_THE EXERCISE:_
Gather each line of the records where "title" appears.

_DATA IN THIS EXERCISE:_
+ + + +

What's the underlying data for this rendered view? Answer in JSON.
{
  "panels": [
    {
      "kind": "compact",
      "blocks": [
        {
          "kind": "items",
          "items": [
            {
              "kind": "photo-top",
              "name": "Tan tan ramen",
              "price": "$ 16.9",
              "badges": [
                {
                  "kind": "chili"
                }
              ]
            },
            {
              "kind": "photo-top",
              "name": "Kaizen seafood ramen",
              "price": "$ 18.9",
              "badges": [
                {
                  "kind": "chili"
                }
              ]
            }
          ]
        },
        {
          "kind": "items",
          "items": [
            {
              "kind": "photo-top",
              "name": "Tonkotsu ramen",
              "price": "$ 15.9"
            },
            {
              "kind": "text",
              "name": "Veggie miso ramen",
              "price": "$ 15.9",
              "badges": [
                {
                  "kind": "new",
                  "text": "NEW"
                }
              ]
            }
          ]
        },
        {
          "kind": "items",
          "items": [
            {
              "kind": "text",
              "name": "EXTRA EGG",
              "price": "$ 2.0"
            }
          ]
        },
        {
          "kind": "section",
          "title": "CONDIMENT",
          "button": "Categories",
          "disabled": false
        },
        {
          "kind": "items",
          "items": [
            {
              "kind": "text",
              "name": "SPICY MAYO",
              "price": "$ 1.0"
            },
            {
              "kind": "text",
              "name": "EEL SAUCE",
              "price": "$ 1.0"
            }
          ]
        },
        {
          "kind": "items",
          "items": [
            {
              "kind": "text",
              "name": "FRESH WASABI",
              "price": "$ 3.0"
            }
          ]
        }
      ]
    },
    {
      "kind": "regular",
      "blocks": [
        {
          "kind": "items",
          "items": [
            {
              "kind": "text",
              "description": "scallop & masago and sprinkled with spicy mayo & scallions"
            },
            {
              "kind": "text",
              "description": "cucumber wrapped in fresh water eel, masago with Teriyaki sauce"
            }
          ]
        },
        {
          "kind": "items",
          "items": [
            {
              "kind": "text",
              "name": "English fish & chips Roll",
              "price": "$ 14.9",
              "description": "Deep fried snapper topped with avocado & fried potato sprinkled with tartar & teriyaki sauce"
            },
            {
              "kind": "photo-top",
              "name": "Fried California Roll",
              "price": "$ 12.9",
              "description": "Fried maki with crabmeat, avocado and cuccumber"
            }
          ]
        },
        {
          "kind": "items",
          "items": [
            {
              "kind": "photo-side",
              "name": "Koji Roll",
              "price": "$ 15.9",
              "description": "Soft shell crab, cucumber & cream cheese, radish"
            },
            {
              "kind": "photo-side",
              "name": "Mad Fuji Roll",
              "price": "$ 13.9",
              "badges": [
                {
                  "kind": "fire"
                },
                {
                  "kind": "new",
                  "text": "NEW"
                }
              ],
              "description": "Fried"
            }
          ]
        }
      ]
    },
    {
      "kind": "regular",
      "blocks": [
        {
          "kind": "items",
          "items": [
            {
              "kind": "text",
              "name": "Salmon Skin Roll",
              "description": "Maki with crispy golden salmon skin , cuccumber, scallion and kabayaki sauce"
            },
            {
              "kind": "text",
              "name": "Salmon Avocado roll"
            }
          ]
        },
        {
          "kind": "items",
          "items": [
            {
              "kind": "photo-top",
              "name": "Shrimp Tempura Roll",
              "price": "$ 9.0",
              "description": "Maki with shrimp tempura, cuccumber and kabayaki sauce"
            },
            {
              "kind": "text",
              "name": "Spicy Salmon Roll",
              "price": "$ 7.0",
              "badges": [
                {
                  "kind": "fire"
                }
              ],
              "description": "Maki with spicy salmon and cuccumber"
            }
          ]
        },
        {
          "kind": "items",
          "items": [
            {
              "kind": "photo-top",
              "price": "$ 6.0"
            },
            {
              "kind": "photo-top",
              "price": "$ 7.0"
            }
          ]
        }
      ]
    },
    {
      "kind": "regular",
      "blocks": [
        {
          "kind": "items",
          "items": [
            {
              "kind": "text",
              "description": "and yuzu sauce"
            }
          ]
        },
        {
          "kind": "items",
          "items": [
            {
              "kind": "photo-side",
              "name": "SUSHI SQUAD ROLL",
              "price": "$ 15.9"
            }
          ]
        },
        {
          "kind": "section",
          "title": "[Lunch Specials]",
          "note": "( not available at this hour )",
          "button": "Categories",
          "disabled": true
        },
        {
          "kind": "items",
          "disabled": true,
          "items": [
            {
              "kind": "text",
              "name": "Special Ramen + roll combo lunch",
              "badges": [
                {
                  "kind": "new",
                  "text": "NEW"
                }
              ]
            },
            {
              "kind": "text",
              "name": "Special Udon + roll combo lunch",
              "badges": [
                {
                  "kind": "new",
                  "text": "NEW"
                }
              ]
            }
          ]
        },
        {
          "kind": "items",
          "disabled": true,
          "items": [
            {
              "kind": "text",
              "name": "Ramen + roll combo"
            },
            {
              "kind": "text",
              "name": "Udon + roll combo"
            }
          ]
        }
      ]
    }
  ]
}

+ + + +

_FINAL RESULT:_
          "title": "CONDIMENT",
          "title": "[Lunch Specials]",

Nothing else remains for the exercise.